>> start DATA SUPPLIED
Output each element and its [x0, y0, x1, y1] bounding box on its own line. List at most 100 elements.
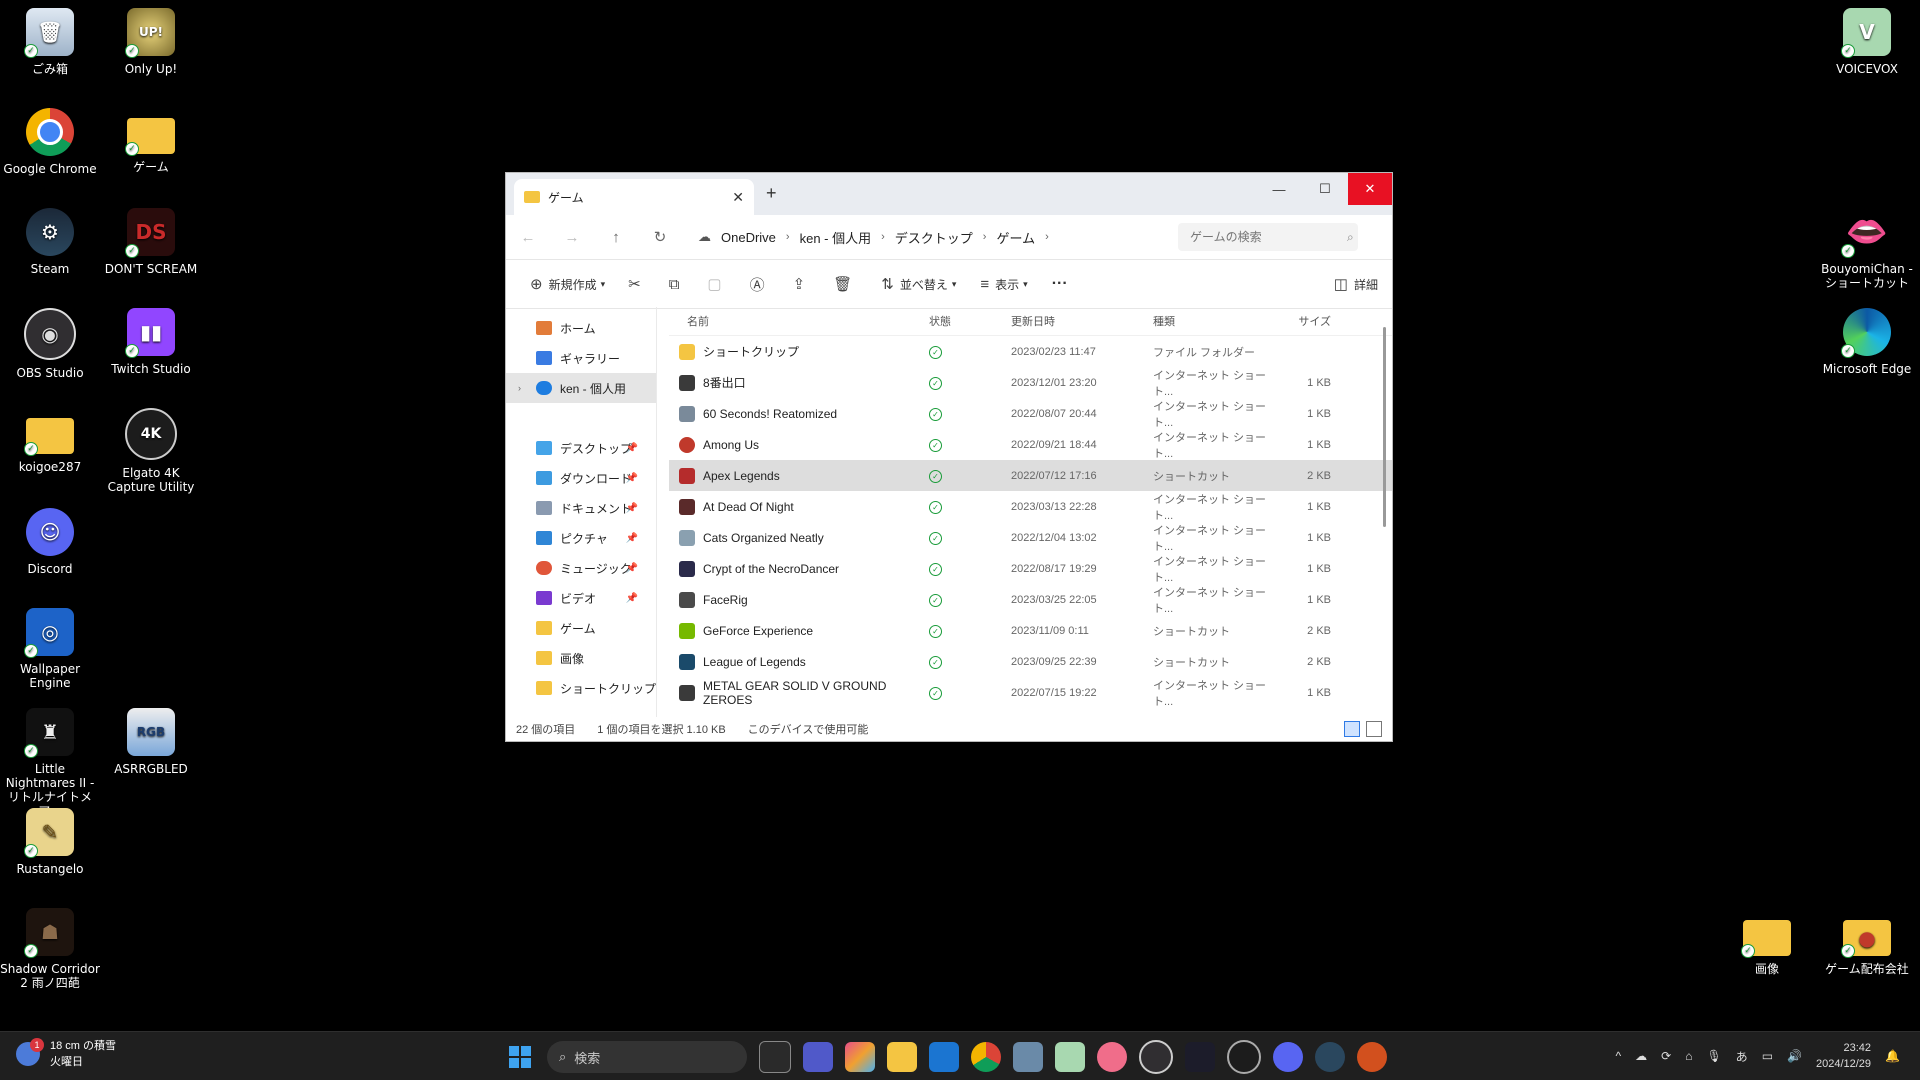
desktop-icon-discord[interactable]: ☺ Discord: [0, 508, 100, 576]
breadcrumb-ken[interactable]: ken - 個人用: [790, 228, 882, 247]
start-button[interactable]: [505, 1042, 535, 1072]
onedrive-icon[interactable]: ☁: [1635, 1049, 1647, 1063]
wallpaper-engine-icon[interactable]: [1185, 1042, 1215, 1072]
desktop-icon-elgato[interactable]: 4K Elgato 4K Capture Utility: [101, 408, 201, 494]
elgato-4k-icon[interactable]: [1227, 1040, 1261, 1074]
search-box[interactable]: ⌕: [1178, 223, 1358, 251]
desktop-icon-game-publisher-folder[interactable]: ● ✓ ゲーム配布会社: [1817, 910, 1917, 976]
task-view-icon[interactable]: [759, 1041, 791, 1073]
chrome-icon[interactable]: [971, 1042, 1001, 1072]
bouyomichan-icon[interactable]: [1097, 1042, 1127, 1072]
file-row[interactable]: Crypt of the NecroDancer ✓ 2022/08/17 19…: [669, 553, 1392, 584]
obs-icon[interactable]: [1139, 1040, 1173, 1074]
ime-indicator[interactable]: あ: [1736, 1048, 1748, 1065]
copilot-icon[interactable]: [845, 1042, 875, 1072]
tab-games[interactable]: ゲーム ✕: [514, 179, 754, 215]
desktop-icon-obs[interactable]: ◉ OBS Studio: [0, 308, 100, 380]
sidebar-item-videos[interactable]: ビデオ 📌: [506, 583, 656, 613]
notification-bell-icon[interactable]: 🔔: [1885, 1049, 1900, 1063]
desktop-icon-voicevox[interactable]: V ✓ VOICEVOX: [1817, 8, 1917, 76]
weather-widget[interactable]: 1 18 cm の積雪 火曜日: [16, 1038, 116, 1070]
voicevox-icon[interactable]: [1055, 1042, 1085, 1072]
desktop-icon-edge[interactable]: ✓ Microsoft Edge: [1817, 308, 1917, 376]
minimize-button[interactable]: —: [1256, 173, 1302, 205]
file-row[interactable]: At Dead Of Night ✓ 2023/03/13 22:28 インター…: [669, 491, 1392, 522]
more-options-button[interactable]: ···: [1040, 275, 1080, 293]
details-button[interactable]: ◫ 詳細: [1322, 275, 1392, 293]
column-header-status[interactable]: 状態: [929, 313, 1011, 329]
file-row[interactable]: 8番出口 ✓ 2023/12/01 23:20 インターネット ショート... …: [669, 367, 1392, 398]
file-row[interactable]: League of Legends ✓ 2023/09/25 22:39 ショー…: [669, 646, 1392, 677]
breadcrumb-games[interactable]: ゲーム: [986, 228, 1045, 247]
view-button[interactable]: ≡ 表示 ▾: [968, 276, 1039, 293]
desktop-icon-shadow-corridor[interactable]: ☗ ✓ Shadow Corridor 2 雨ノ四葩: [0, 908, 100, 990]
new-button[interactable]: ⊕ 新規作成 ▾: [518, 275, 617, 293]
sidebar-item-short-clips[interactable]: ショートクリップ: [506, 673, 656, 703]
refresh-button[interactable]: ↻: [638, 228, 682, 246]
desktop-icon-asrrgbled[interactable]: RGB ASRRGBLED: [101, 708, 201, 776]
file-row[interactable]: Among Us ✓ 2022/09/21 18:44 インターネット ショート…: [669, 429, 1392, 460]
cut-button[interactable]: ✂: [617, 275, 658, 293]
forward-button[interactable]: →: [550, 229, 594, 246]
search-input[interactable]: [1188, 229, 1347, 245]
file-row-selected[interactable]: Apex Legends ✓ 2022/07/12 17:16 ショートカット …: [669, 460, 1392, 491]
close-window-button[interactable]: ✕: [1348, 173, 1392, 205]
file-row[interactable]: METAL GEAR SOLID V GROUND ZEROES ✓ 2022/…: [669, 677, 1392, 708]
clock[interactable]: 23:42 2024/12/29: [1816, 1040, 1871, 1072]
desktop-icon-recycle-bin[interactable]: 🗑 ✓ ごみ箱: [0, 8, 100, 76]
desktop-icon-chrome[interactable]: Google Chrome: [0, 108, 100, 176]
desktop-icon-twitch[interactable]: ▮▮ ✓ Twitch Studio: [101, 308, 201, 376]
copy-button[interactable]: ⧉: [658, 276, 697, 293]
sidebar-item-pictures[interactable]: ピクチャ 📌: [506, 523, 656, 553]
details-view-button[interactable]: [1344, 721, 1360, 737]
desktop-icon-dont-scream[interactable]: DS ✓ DON'T SCREAM: [101, 208, 201, 276]
desktop-icon-only-up[interactable]: UP! ✓ Only Up!: [101, 8, 201, 76]
desktop-icon-koigoe[interactable]: ✓ koigoe287: [0, 408, 100, 474]
sidebar-item-images[interactable]: 画像: [506, 643, 656, 673]
display-icon[interactable]: ▭: [1762, 1049, 1773, 1063]
file-row[interactable]: GeForce Experience ✓ 2023/11/09 0:11 ショー…: [669, 615, 1392, 646]
steam-icon[interactable]: [1315, 1042, 1345, 1072]
file-row[interactable]: FaceRig ✓ 2023/03/25 22:05 インターネット ショート.…: [669, 584, 1392, 615]
file-row[interactable]: Cats Organized Neatly ✓ 2022/12/04 13:02…: [669, 522, 1392, 553]
chevron-up-icon[interactable]: ^: [1615, 1049, 1621, 1063]
volume-icon[interactable]: 🔊: [1787, 1049, 1802, 1063]
column-header-date[interactable]: 更新日時: [1011, 313, 1153, 329]
teams-icon[interactable]: [803, 1042, 833, 1072]
sync-icon[interactable]: ⟳: [1661, 1049, 1671, 1063]
sidebar-item-onedrive[interactable]: › ken - 個人用: [506, 373, 656, 403]
vertical-scrollbar[interactable]: [1383, 327, 1386, 527]
up-button[interactable]: ↑: [594, 229, 638, 246]
tiles-view-button[interactable]: [1366, 721, 1382, 737]
desktop-icon-bouyomichan[interactable]: 👄 ✓ BouyomiChan - ショートカット: [1817, 208, 1917, 290]
game-app-icon[interactable]: [1357, 1042, 1387, 1072]
desktop-icon-steam[interactable]: ⚙ Steam: [0, 208, 100, 276]
breadcrumb[interactable]: ☁ OneDrive › ken - 個人用 › デスクトップ › ゲーム ›: [698, 228, 1168, 247]
column-header-name[interactable]: 名前: [669, 313, 929, 329]
breadcrumb-desktop[interactable]: デスクトップ: [885, 228, 983, 247]
desktop-icon-images-folder[interactable]: ✓ 画像: [1717, 910, 1817, 976]
file-row[interactable]: 60 Seconds! Reatomized ✓ 2022/08/07 20:4…: [669, 398, 1392, 429]
sidebar-item-games[interactable]: ゲーム: [506, 613, 656, 643]
column-header-size[interactable]: サイズ: [1277, 313, 1337, 329]
paste-button[interactable]: ▢: [696, 275, 738, 293]
delete-button[interactable]: 🗑: [822, 275, 869, 293]
sidebar-item-gallery[interactable]: ギャラリー: [506, 343, 656, 373]
sidebar-item-music[interactable]: ミュージック 📌: [506, 553, 656, 583]
new-tab-button[interactable]: +: [766, 183, 777, 204]
network-icon[interactable]: ⌂: [1685, 1049, 1692, 1063]
file-explorer-icon[interactable]: [887, 1042, 917, 1072]
taskbar-search[interactable]: ⌕ 検索: [547, 1041, 747, 1073]
sidebar-item-documents[interactable]: ドキュメント 📌: [506, 493, 656, 523]
discord-icon[interactable]: [1273, 1042, 1303, 1072]
back-button[interactable]: ←: [506, 229, 550, 246]
desktop-icon-game-folder[interactable]: ✓ ゲーム: [101, 108, 201, 174]
sidebar-item-desktop[interactable]: デスクトップ 📌: [506, 433, 656, 463]
share-button[interactable]: ⇪: [782, 275, 823, 293]
maximize-button[interactable]: ☐: [1302, 173, 1348, 205]
desktop-icon-rustangelo[interactable]: ✎ ✓ Rustangelo: [0, 808, 100, 876]
photos-icon[interactable]: [1013, 1042, 1043, 1072]
breadcrumb-onedrive[interactable]: OneDrive: [711, 230, 786, 245]
rename-button[interactable]: Ⓐ: [739, 274, 782, 295]
close-tab-icon[interactable]: ✕: [732, 189, 744, 206]
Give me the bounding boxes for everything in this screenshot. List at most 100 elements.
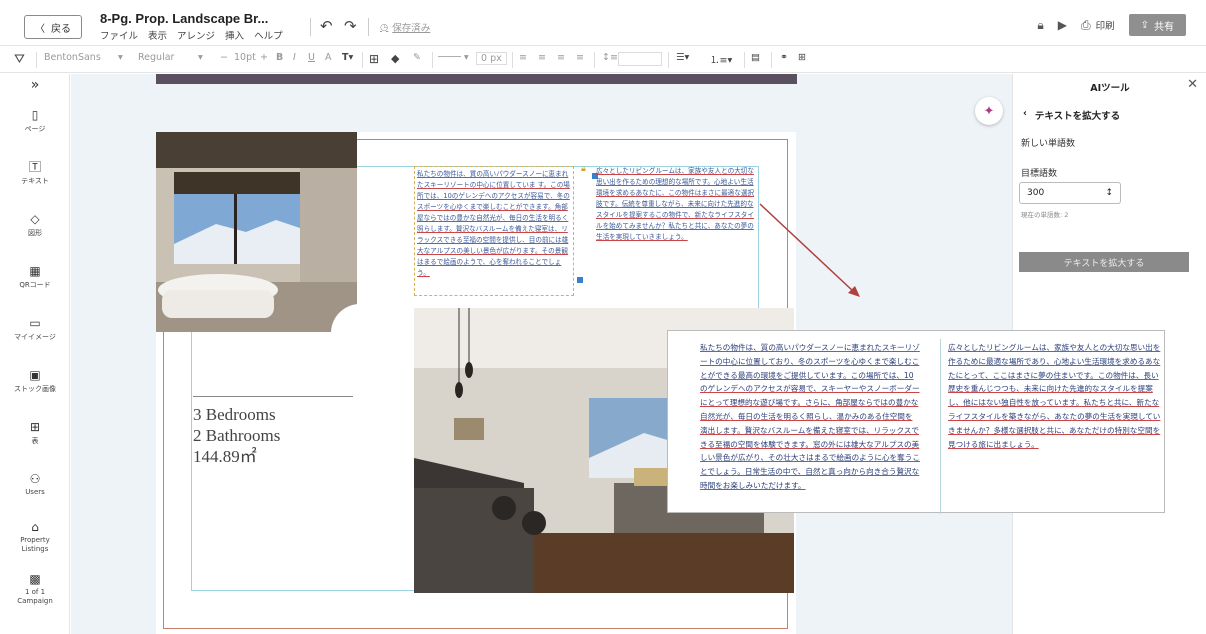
>> end DATA SUPPLIED
- **TASK INSTRUCTIONS**: Please output the lines from the line with "508, 100, 576]" up to and including the line with "chrome-icon[interactable]: [971, 1042, 1001, 1072]", copying each one exactly.

- **FINISHED TASK**:
desktop-icon-discord[interactable]: ☺ Discord: [0, 508, 100, 576]
breadcrumb-ken[interactable]: ken - 個人用: [790, 228, 882, 247]
start-button[interactable]: [505, 1042, 535, 1072]
onedrive-icon[interactable]: ☁: [1635, 1049, 1647, 1063]
wallpaper-engine-icon[interactable]: [1185, 1042, 1215, 1072]
desktop-icon-elgato[interactable]: 4K Elgato 4K Capture Utility: [101, 408, 201, 494]
elgato-4k-icon[interactable]: [1227, 1040, 1261, 1074]
search-box[interactable]: ⌕: [1178, 223, 1358, 251]
desktop-icon-game-publisher-folder[interactable]: ● ✓ ゲーム配布会社: [1817, 910, 1917, 976]
task-view-icon[interactable]: [759, 1041, 791, 1073]
chrome-icon[interactable]: [971, 1042, 1001, 1072]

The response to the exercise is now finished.